*Instruction*
Return the number of lines that contain the word "possibilité", and return nothing else.

*Dataset content*
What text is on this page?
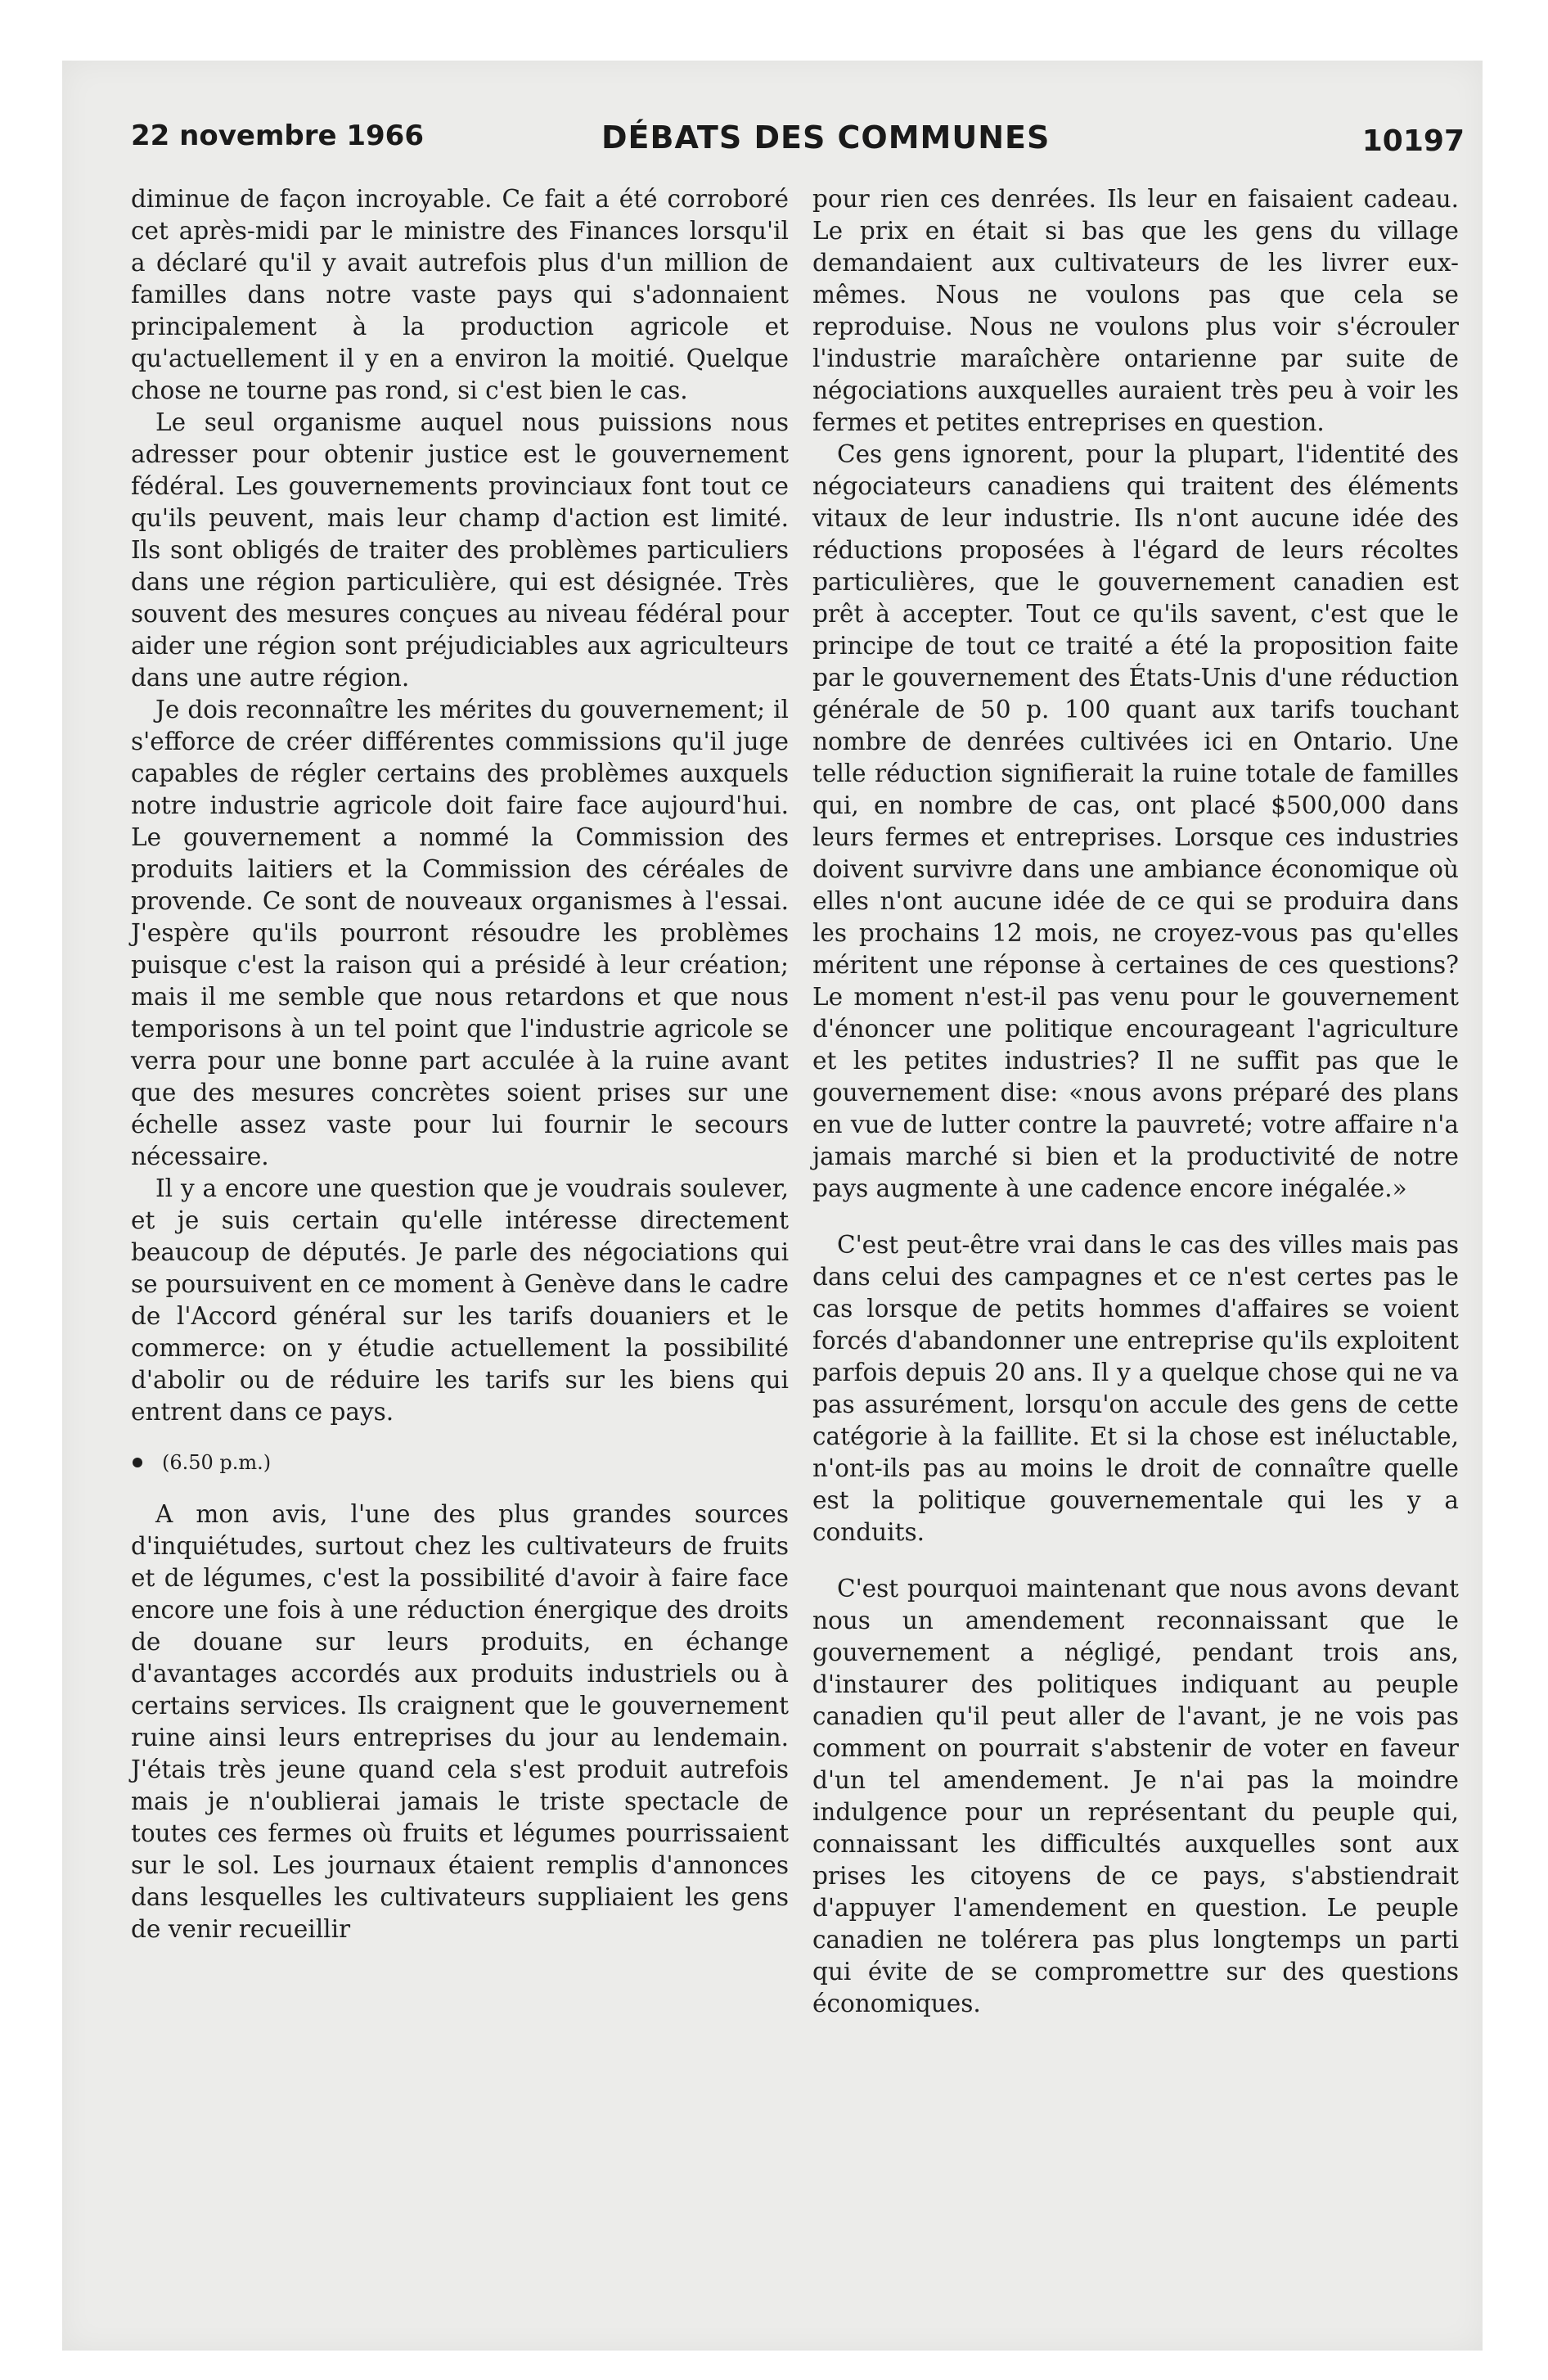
22 novembre 1966	DÉBATS DES COMMUNES	10197

diminue de façon incroyable. Ce fait a été corroboré cet après-midi par le ministre des Finances lorsqu'il a déclaré qu'il y avait autrefois plus d'un million de familles dans notre vaste pays qui s'adonnaient principalement à la production agricole et qu'actuellement il y en a environ la moitié. Quelque chose ne tourne pas rond, si c'est bien le cas.

Le seul organisme auquel nous puissions nous adresser pour obtenir justice est le gouvernement fédéral. Les gouvernements provinciaux font tout ce qu'ils peuvent, mais leur champ d'action est limité. Ils sont obligés de traiter des problèmes particuliers dans une région particulière, qui est désignée. Très souvent des mesures conçues au niveau fédéral pour aider une région sont préjudiciables aux agriculteurs dans une autre région.

Je dois reconnaître les mérites du gouvernement; il s'efforce de créer différentes commissions qu'il juge capables de régler certains des problèmes auxquels notre industrie agricole doit faire face aujourd'hui. Le gouvernement a nommé la Commission des produits laitiers et la Commission des céréales de provende. Ce sont de nouveaux organismes à l'essai. J'espère qu'ils pourront résoudre les problèmes puisque c'est la raison qui a présidé à leur création; mais il me semble que nous retardons et que nous temporisons à un tel point que l'industrie agricole se verra pour une bonne part acculée à la ruine avant que des mesures concrètes soient prises sur une échelle assez vaste pour lui fournir le secours nécessaire.

Il y a encore une question que je voudrais soulever, et je suis certain qu'elle intéresse directement beaucoup de députés. Je parle des négociations qui se poursuivent en ce moment à Genève dans le cadre de l'Accord général sur les tarifs douaniers et le commerce: on y étudie actuellement la possibilité d'abolir ou de réduire les tarifs sur les biens qui entrent dans ce pays.

(6.50 p.m.)

A mon avis, l'une des plus grandes sources d'inquiétudes, surtout chez les cultivateurs de fruits et de légumes, c'est la possibilité d'avoir à faire face encore une fois à une réduction énergique des droits de douane sur leurs produits, en échange d'avantages accordés aux produits industriels ou à certains services. Ils craignent que le gouvernement ruine ainsi leurs entreprises du jour au lendemain. J'étais très jeune quand cela s'est produit autrefois mais je n'oublierai jamais le triste spectacle de toutes ces fermes où fruits et légumes pourrissaient sur le sol. Les journaux étaient remplis d'annonces dans lesquelles les cultivateurs suppliaient les gens de venir recueillir

pour rien ces denrées. Ils leur en faisaient cadeau. Le prix en était si bas que les gens du village demandaient aux cultivateurs de les livrer eux-mêmes. Nous ne voulons pas que cela se reproduise. Nous ne voulons plus voir s'écrouler l'industrie maraîchère ontarienne par suite de négociations auxquelles auraient très peu à voir les fermes et petites entreprises en question.

Ces gens ignorent, pour la plupart, l'identité des négociateurs canadiens qui traitent des éléments vitaux de leur industrie. Ils n'ont aucune idée des réductions proposées à l'égard de leurs récoltes particulières, que le gouvernement canadien est prêt à accepter. Tout ce qu'ils savent, c'est que le principe de tout ce traité a été la proposition faite par le gouvernement des États-Unis d'une réduction générale de 50 p. 100 quant aux tarifs touchant nombre de denrées cultivées ici en Ontario. Une telle réduction signifierait la ruine totale de familles qui, en nombre de cas, ont placé $500,000 dans leurs fermes et entreprises. Lorsque ces industries doivent survivre dans une ambiance économique où elles n'ont aucune idée de ce qui se produira dans les prochains 12 mois, ne croyez-vous pas qu'elles méritent une réponse à certaines de ces questions? Le moment n'est-il pas venu pour le gouvernement d'énoncer une politique encourageant l'agriculture et les petites industries? Il ne suffit pas que le gouvernement dise: «nous avons préparé des plans en vue de lutter contre la pauvreté; votre affaire n'a jamais marché si bien et la productivité de notre pays augmente à une cadence encore inégalée.»

C'est peut-être vrai dans le cas des villes mais pas dans celui des campagnes et ce n'est certes pas le cas lorsque de petits hommes d'affaires se voient forcés d'abandonner une entreprise qu'ils exploitent parfois depuis 20 ans. Il y a quelque chose qui ne va pas assurément, lorsqu'on accule des gens de cette catégorie à la faillite. Et si la chose est inéluctable, n'ont-ils pas au moins le droit de connaître quelle est la politique gouvernementale qui les y a conduits.

C'est pourquoi maintenant que nous avons devant nous un amendement reconnaissant que le gouvernement a négligé, pendant trois ans, d'instaurer des politiques indiquant au peuple canadien qu'il peut aller de l'avant, je ne vois pas comment on pourrait s'abstenir de voter en faveur d'un tel amendement. Je n'ai pas la moindre indulgence pour un représentant du peuple qui, connaissant les difficultés auxquelles sont aux prises les citoyens de ce pays, s'abstiendrait d'appuyer l'amendement en question. Le peuple canadien ne tolérera pas plus longtemps un parti qui évite de se compromettre sur des questions économiques.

*Answer below*
2